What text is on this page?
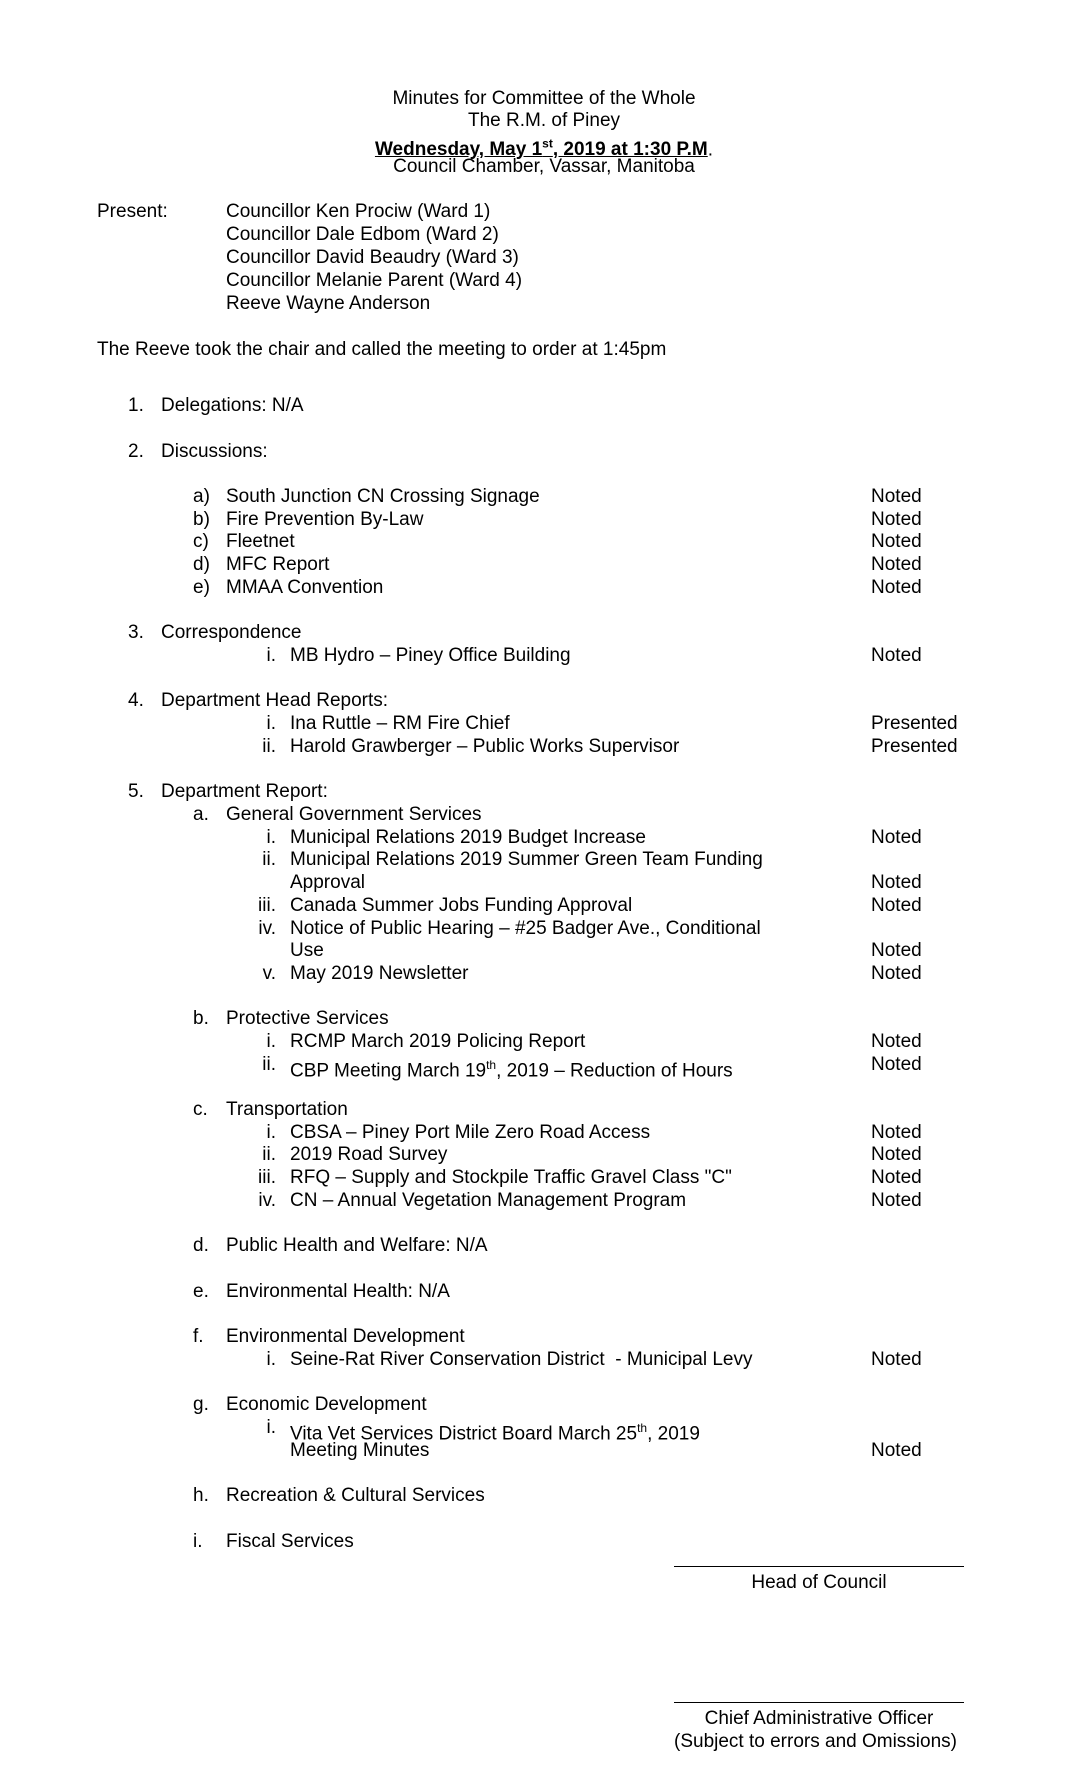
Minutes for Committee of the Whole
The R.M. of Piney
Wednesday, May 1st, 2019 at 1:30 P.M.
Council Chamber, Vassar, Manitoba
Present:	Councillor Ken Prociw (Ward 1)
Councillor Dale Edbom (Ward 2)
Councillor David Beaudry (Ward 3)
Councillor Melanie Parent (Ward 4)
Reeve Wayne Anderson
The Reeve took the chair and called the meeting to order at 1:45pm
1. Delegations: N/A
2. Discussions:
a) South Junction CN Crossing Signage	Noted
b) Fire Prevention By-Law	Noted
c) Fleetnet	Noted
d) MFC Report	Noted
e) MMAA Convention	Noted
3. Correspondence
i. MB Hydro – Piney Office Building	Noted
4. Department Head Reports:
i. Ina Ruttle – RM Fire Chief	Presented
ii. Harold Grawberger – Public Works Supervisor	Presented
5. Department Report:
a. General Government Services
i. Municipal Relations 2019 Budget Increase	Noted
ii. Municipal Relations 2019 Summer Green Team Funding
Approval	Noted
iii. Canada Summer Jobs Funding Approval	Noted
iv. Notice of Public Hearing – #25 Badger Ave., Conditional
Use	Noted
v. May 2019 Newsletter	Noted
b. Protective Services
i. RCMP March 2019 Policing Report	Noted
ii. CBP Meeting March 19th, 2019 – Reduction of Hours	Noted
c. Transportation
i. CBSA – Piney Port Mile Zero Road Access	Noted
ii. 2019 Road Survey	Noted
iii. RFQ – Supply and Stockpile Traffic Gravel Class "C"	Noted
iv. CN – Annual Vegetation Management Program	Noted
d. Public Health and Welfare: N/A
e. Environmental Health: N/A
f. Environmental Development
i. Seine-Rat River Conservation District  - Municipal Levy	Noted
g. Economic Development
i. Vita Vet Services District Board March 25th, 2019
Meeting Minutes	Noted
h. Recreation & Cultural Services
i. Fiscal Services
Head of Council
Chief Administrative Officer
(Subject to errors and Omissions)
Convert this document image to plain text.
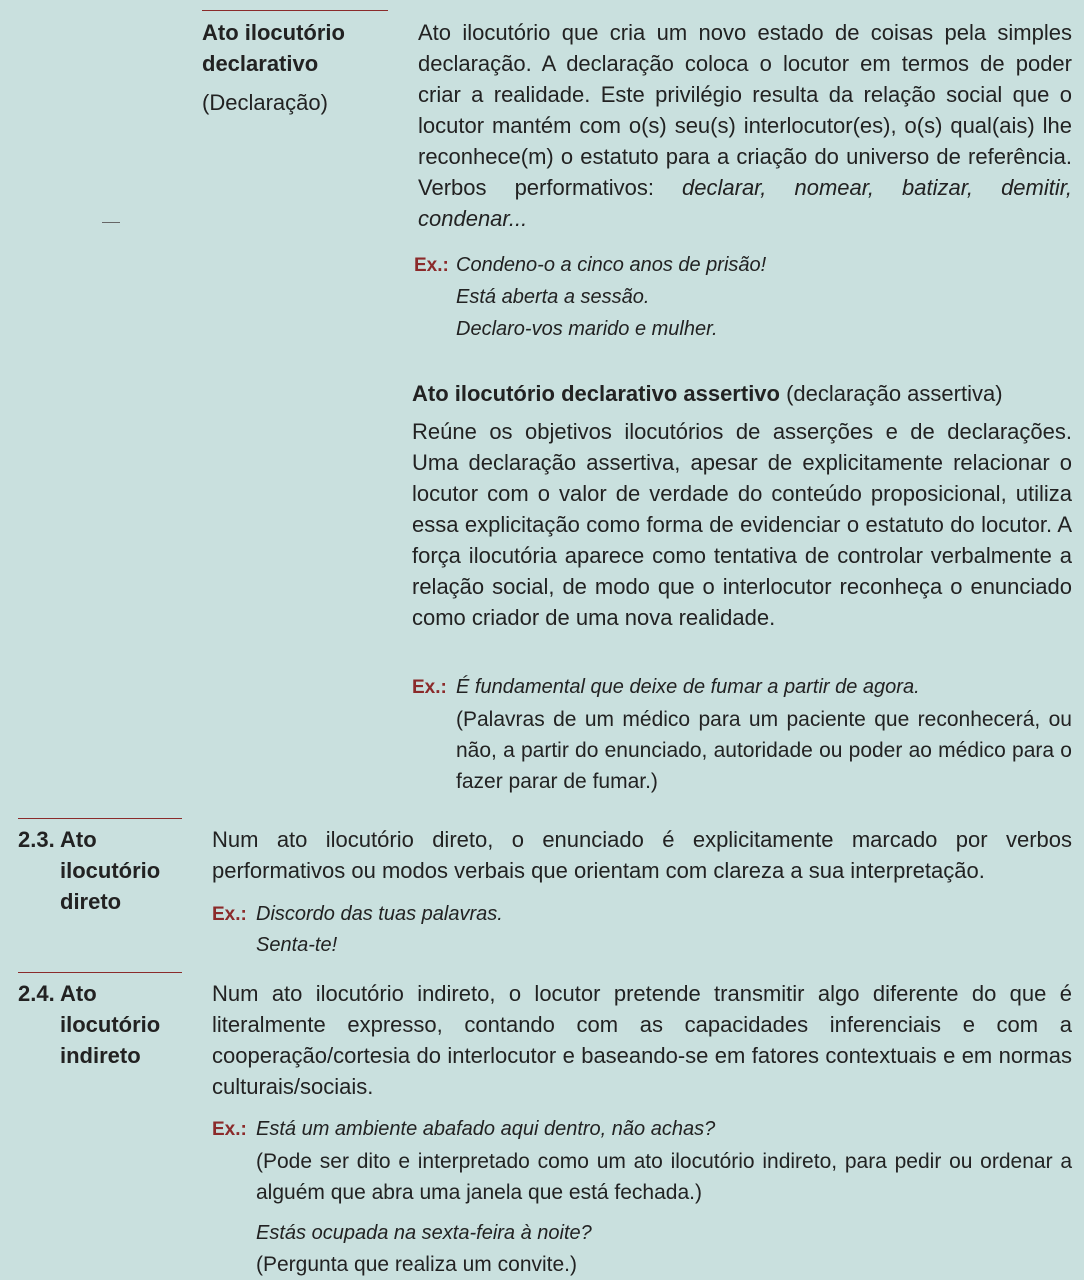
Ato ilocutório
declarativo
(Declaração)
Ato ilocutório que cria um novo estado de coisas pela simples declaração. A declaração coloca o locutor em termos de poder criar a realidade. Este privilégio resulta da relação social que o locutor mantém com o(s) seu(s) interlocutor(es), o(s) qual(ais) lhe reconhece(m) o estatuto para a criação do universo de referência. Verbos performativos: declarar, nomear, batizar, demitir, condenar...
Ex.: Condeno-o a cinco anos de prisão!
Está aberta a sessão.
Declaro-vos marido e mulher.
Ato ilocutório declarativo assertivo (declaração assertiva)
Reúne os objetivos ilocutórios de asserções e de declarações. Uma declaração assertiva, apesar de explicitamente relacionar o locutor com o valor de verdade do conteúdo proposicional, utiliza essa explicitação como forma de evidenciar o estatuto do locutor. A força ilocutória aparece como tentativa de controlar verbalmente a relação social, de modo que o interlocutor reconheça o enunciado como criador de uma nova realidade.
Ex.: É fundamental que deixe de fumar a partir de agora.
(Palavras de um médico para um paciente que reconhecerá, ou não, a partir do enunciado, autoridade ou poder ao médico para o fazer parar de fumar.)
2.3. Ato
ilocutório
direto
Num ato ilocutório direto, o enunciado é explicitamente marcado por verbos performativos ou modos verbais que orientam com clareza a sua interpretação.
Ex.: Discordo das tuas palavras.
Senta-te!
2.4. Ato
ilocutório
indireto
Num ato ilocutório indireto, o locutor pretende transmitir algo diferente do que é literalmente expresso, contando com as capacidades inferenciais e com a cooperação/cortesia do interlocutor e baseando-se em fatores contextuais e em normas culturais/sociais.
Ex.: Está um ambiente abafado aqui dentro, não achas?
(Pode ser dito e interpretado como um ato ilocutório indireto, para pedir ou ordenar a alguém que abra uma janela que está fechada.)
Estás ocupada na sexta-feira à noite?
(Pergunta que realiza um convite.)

━━━

PROBLEM REQUIREMENTS:
Without the pictures, reproduce every line of the records above exactly.

EXPECTED ANSWER:
What text is on this page?
Minutes for Committee of the Whole
The R.M. of Piney
Wednesday, May 1st, 2019 at 1:30 P.M.
Council Chamber, Vassar, Manitoba
Present:	Councillor Ken Prociw (Ward 1)
Councillor Dale Edbom (Ward 2)
Councillor David Beaudry (Ward 3)
Councillor Melanie Parent (Ward 4)
Reeve Wayne Anderson
The Reeve took the chair and called the meeting to order at 1:45pm
1. Delegations: N/A
2. Discussions:
a) South Junction CN Crossing Signage	Noted
b) Fire Prevention By-Law	Noted
c) Fleetnet	Noted
d) MFC Report	Noted
e) MMAA Convention	Noted
3. Correspondence
i. MB Hydro – Piney Office Building	Noted
4. Department Head Reports:
i. Ina Ruttle – RM Fire Chief	Presented
ii. Harold Grawberger – Public Works Supervisor	Presented
5. Department Report:
a. General Government Services
i. Municipal Relations 2019 Budget Increase	Noted
ii. Municipal Relations 2019 Summer Green Team Funding
Approval	Noted
iii. Canada Summer Jobs Funding Approval	Noted
iv. Notice of Public Hearing – #25 Badger Ave., Conditional
Use	Noted
v. May 2019 Newsletter	Noted
b. Protective Services
i. RCMP March 2019 Policing Report	Noted
ii. CBP Meeting March 19th, 2019 – Reduction of Hours	Noted
c. Transportation
i. CBSA – Piney Port Mile Zero Road Access	Noted
ii. 2019 Road Survey	Noted
iii. RFQ – Supply and Stockpile Traffic Gravel Class "C"	Noted
iv. CN – Annual Vegetation Management Program	Noted
d. Public Health and Welfare: N/A
e. Environmental Health: N/A
f. Environmental Development
i. Seine-Rat River Conservation District  - Municipal Levy	Noted
g. Economic Development
i. Vita Vet Services District Board March 25th, 2019
Meeting Minutes	Noted
h. Recreation & Cultural Services
i. Fiscal Services
Head of Council
Chief Administrative Officer
(Subject to errors and Omissions)
Convert this document image to plain text.
Ato ilocutório
declarativo
(Declaração)
Ato ilocutório que cria um novo estado de coisas pela simples declaração. A declaração coloca o locutor em termos de poder criar a realidade. Este privilégio resulta da relação social que o locutor mantém com o(s) seu(s) interlocutor(es), o(s) qual(ais) lhe reconhece(m) o estatuto para a criação do universo de referência. Verbos performativos: declarar, nomear, batizar, demitir, condenar...
Ex.: Condeno-o a cinco anos de prisão!
Está aberta a sessão.
Declaro-vos marido e mulher.
Ato ilocutório declarativo assertivo (declaração assertiva)
Reúne os objetivos ilocutórios de asserções e de declarações. Uma declaração assertiva, apesar de explicitamente relacionar o locutor com o valor de verdade do conteúdo proposicional, utiliza essa explicitação como forma de evidenciar o estatuto do locutor. A força ilocutória aparece como tentativa de controlar verbalmente a relação social, de modo que o interlocutor reconheça o enunciado como criador de uma nova realidade.
Ex.: É fundamental que deixe de fumar a partir de agora.
(Palavras de um médico para um paciente que reconhecerá, ou não, a partir do enunciado, autoridade ou poder ao médico para o fazer parar de fumar.)
2.3. Ato
ilocutório
direto
Num ato ilocutório direto, o enunciado é explicitamente marcado por verbos performativos ou modos verbais que orientam com clareza a sua interpretação.
Ex.: Discordo das tuas palavras.
Senta-te!
2.4. Ato
ilocutório
indireto
Num ato ilocutório indireto, o locutor pretende transmitir algo diferente do que é literalmente expresso, contando com as capacidades inferenciais e com a cooperação/cortesia do interlocutor e baseando-se em fatores contextuais e em normas culturais/sociais.
Ex.: Está um ambiente abafado aqui dentro, não achas?
(Pode ser dito e interpretado como um ato ilocutório indireto, para pedir ou ordenar a alguém que abra uma janela que está fechada.)
Estás ocupada na sexta-feira à noite?
(Pergunta que realiza um convite.)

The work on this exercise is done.